:: Data supplied ::
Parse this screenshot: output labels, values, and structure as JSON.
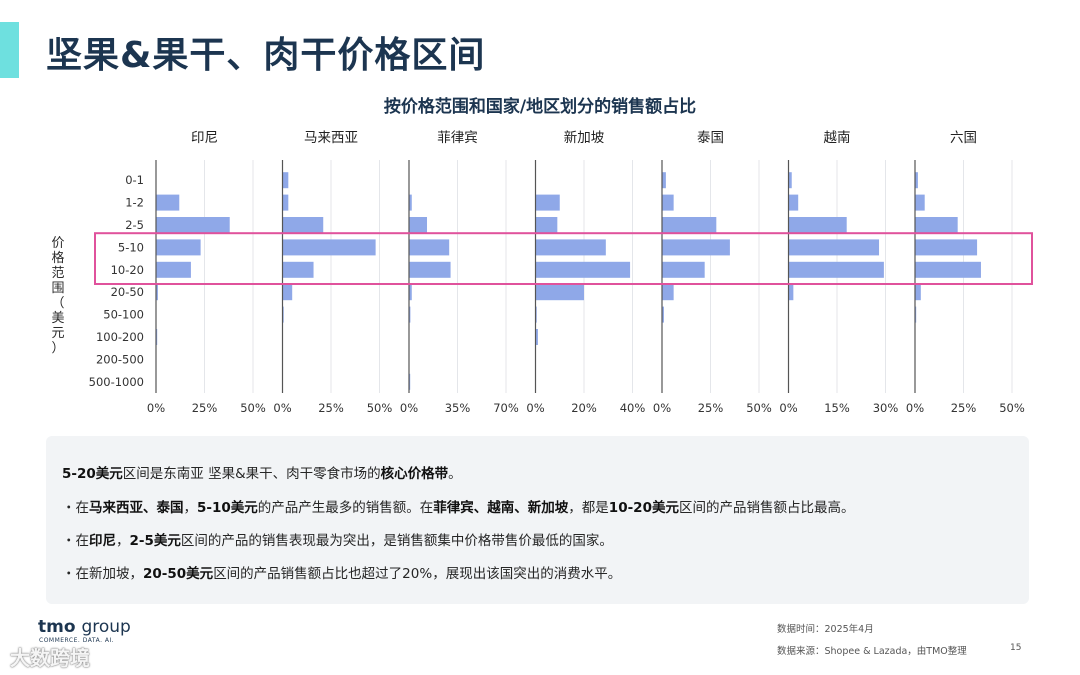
{
  "page": {
    "title": "坚果&果干、肉干价格区间",
    "footer_date": "数据时间：2025年4月",
    "footer_source": "数据来源：Shopee & Lazada，由TMO整理",
    "page_number": "15",
    "logo": "tmo",
    "logo_group": "group",
    "logo_tagline": "COMMERCE. DATA. AI.",
    "watermark": "大数跨境"
  },
  "summary": {
    "headline_pre": "5-20美元",
    "headline_mid": "区间是东南亚 坚果&果干、肉干零食市场的",
    "headline_bold": "核心价格带",
    "headline_end": "。",
    "bullets": [
      {
        "p1": "・在",
        "b1": "马来西亚、泰国",
        "p2": "，",
        "b2": "5-10美元",
        "p3": "的产品产生最多的销售额。在",
        "b3": "菲律宾、越南、新加坡",
        "p4": "，都是",
        "b4": "10-20美元",
        "p5": "区间的产品销售额占比最高。"
      },
      {
        "p1": "・在",
        "b1": "印尼",
        "p2": "，",
        "b2": "2-5美元",
        "p3": "区间的产品的销售表现最为突出，是销售额集中价格带售价最低的国家。",
        "b3": "",
        "p4": "",
        "b4": "",
        "p5": ""
      },
      {
        "p1": "・在新加坡，",
        "b1": "20-50美元",
        "p2": "区间的产品销售额占比也超过了20%，展现出该国突出的消费水平。",
        "b2": "",
        "p3": "",
        "b3": "",
        "p4": "",
        "b4": "",
        "p5": ""
      }
    ]
  },
  "chart_data": {
    "type": "bar",
    "orientation": "horizontal",
    "title": "按价格范围和国家/地区划分的销售额占比",
    "ylabel": "价格范围（美元）",
    "categories": [
      "0-1",
      "1-2",
      "2-5",
      "5-10",
      "10-20",
      "20-50",
      "50-100",
      "100-200",
      "200-500",
      "500-1000"
    ],
    "highlight_categories": [
      "5-10",
      "10-20"
    ],
    "highlight_color": "#e0529c",
    "bar_color": "#8fa8e8",
    "panels": [
      {
        "name": "印尼",
        "xlim": [
          0,
          50
        ],
        "ticks": [
          "0%",
          "25%",
          "50%"
        ],
        "values": [
          0,
          12,
          38,
          23,
          18,
          1,
          0,
          0.5,
          0,
          0
        ]
      },
      {
        "name": "马来西亚",
        "xlim": [
          0,
          50
        ],
        "ticks": [
          "0%",
          "25%",
          "50%"
        ],
        "values": [
          3,
          3,
          21,
          48,
          16,
          5,
          0.5,
          0,
          0,
          0
        ]
      },
      {
        "name": "菲律宾",
        "xlim": [
          0,
          70
        ],
        "ticks": [
          "0%",
          "35%",
          "70%"
        ],
        "values": [
          0,
          2,
          13,
          29,
          30,
          2,
          1,
          0,
          0,
          0.5
        ]
      },
      {
        "name": "新加坡",
        "xlim": [
          0,
          40
        ],
        "ticks": [
          "0%",
          "20%",
          "40%"
        ],
        "values": [
          0,
          10,
          9,
          29,
          39,
          20,
          0.5,
          1,
          0,
          0
        ]
      },
      {
        "name": "泰国",
        "xlim": [
          0,
          50
        ],
        "ticks": [
          "0%",
          "25%",
          "50%"
        ],
        "values": [
          2,
          6,
          28,
          35,
          22,
          6,
          1,
          0,
          0,
          0
        ]
      },
      {
        "name": "越南",
        "xlim": [
          0,
          30
        ],
        "ticks": [
          "0%",
          "15%",
          "30%"
        ],
        "values": [
          1,
          3,
          18,
          28,
          29.5,
          1.5,
          0,
          0,
          0,
          0
        ]
      },
      {
        "name": "六国",
        "xlim": [
          0,
          50
        ],
        "ticks": [
          "0%",
          "25%",
          "50%"
        ],
        "values": [
          1.5,
          5,
          22,
          32,
          34,
          3,
          0.5,
          0,
          0,
          0
        ]
      }
    ]
  }
}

:: Short problem ::
All entries are to be retyped exactly. Omit any embedded images.

:: Answer for the task ::
Parse this screenshot: output labels, values, and structure as JSON.
{
  "page": {
    "title": "坚果&果干、肉干价格区间",
    "footer_date": "数据时间：2025年4月",
    "footer_source": "数据来源：Shopee & Lazada，由TMO整理",
    "page_number": "15",
    "logo": "tmo",
    "logo_group": "group",
    "logo_tagline": "COMMERCE. DATA. AI.",
    "watermark": "大数跨境"
  },
  "summary": {
    "headline_pre": "5-20美元",
    "headline_mid": "区间是东南亚 坚果&果干、肉干零食市场的",
    "headline_bold": "核心价格带",
    "headline_end": "。",
    "bullets": [
      {
        "p1": "・在",
        "b1": "马来西亚、泰国",
        "p2": "，",
        "b2": "5-10美元",
        "p3": "的产品产生最多的销售额。在",
        "b3": "菲律宾、越南、新加坡",
        "p4": "，都是",
        "b4": "10-20美元",
        "p5": "区间的产品销售额占比最高。"
      },
      {
        "p1": "・在",
        "b1": "印尼",
        "p2": "，",
        "b2": "2-5美元",
        "p3": "区间的产品的销售表现最为突出，是销售额集中价格带售价最低的国家。",
        "b3": "",
        "p4": "",
        "b4": "",
        "p5": ""
      },
      {
        "p1": "・在新加坡，",
        "b1": "20-50美元",
        "p2": "区间的产品销售额占比也超过了20%，展现出该国突出的消费水平。",
        "b2": "",
        "p3": "",
        "b3": "",
        "p4": "",
        "b4": "",
        "p5": ""
      }
    ]
  },
  "chart_data": {
    "type": "bar",
    "orientation": "horizontal",
    "title": "按价格范围和国家/地区划分的销售额占比",
    "ylabel": "价格范围（美元）",
    "categories": [
      "0-1",
      "1-2",
      "2-5",
      "5-10",
      "10-20",
      "20-50",
      "50-100",
      "100-200",
      "200-500",
      "500-1000"
    ],
    "highlight_categories": [
      "5-10",
      "10-20"
    ],
    "highlight_color": "#e0529c",
    "bar_color": "#8fa8e8",
    "panels": [
      {
        "name": "印尼",
        "xlim": [
          0,
          50
        ],
        "ticks": [
          "0%",
          "25%",
          "50%"
        ],
        "values": [
          0,
          12,
          38,
          23,
          18,
          1,
          0,
          0.5,
          0,
          0
        ]
      },
      {
        "name": "马来西亚",
        "xlim": [
          0,
          50
        ],
        "ticks": [
          "0%",
          "25%",
          "50%"
        ],
        "values": [
          3,
          3,
          21,
          48,
          16,
          5,
          0.5,
          0,
          0,
          0
        ]
      },
      {
        "name": "菲律宾",
        "xlim": [
          0,
          70
        ],
        "ticks": [
          "0%",
          "35%",
          "70%"
        ],
        "values": [
          0,
          2,
          13,
          29,
          30,
          2,
          1,
          0,
          0,
          0.5
        ]
      },
      {
        "name": "新加坡",
        "xlim": [
          0,
          40
        ],
        "ticks": [
          "0%",
          "20%",
          "40%"
        ],
        "values": [
          0,
          10,
          9,
          29,
          39,
          20,
          0.5,
          1,
          0,
          0
        ]
      },
      {
        "name": "泰国",
        "xlim": [
          0,
          50
        ],
        "ticks": [
          "0%",
          "25%",
          "50%"
        ],
        "values": [
          2,
          6,
          28,
          35,
          22,
          6,
          1,
          0,
          0,
          0
        ]
      },
      {
        "name": "越南",
        "xlim": [
          0,
          30
        ],
        "ticks": [
          "0%",
          "15%",
          "30%"
        ],
        "values": [
          1,
          3,
          18,
          28,
          29.5,
          1.5,
          0,
          0,
          0,
          0
        ]
      },
      {
        "name": "六国",
        "xlim": [
          0,
          50
        ],
        "ticks": [
          "0%",
          "25%",
          "50%"
        ],
        "values": [
          1.5,
          5,
          22,
          32,
          34,
          3,
          0.5,
          0,
          0,
          0
        ]
      }
    ]
  }
}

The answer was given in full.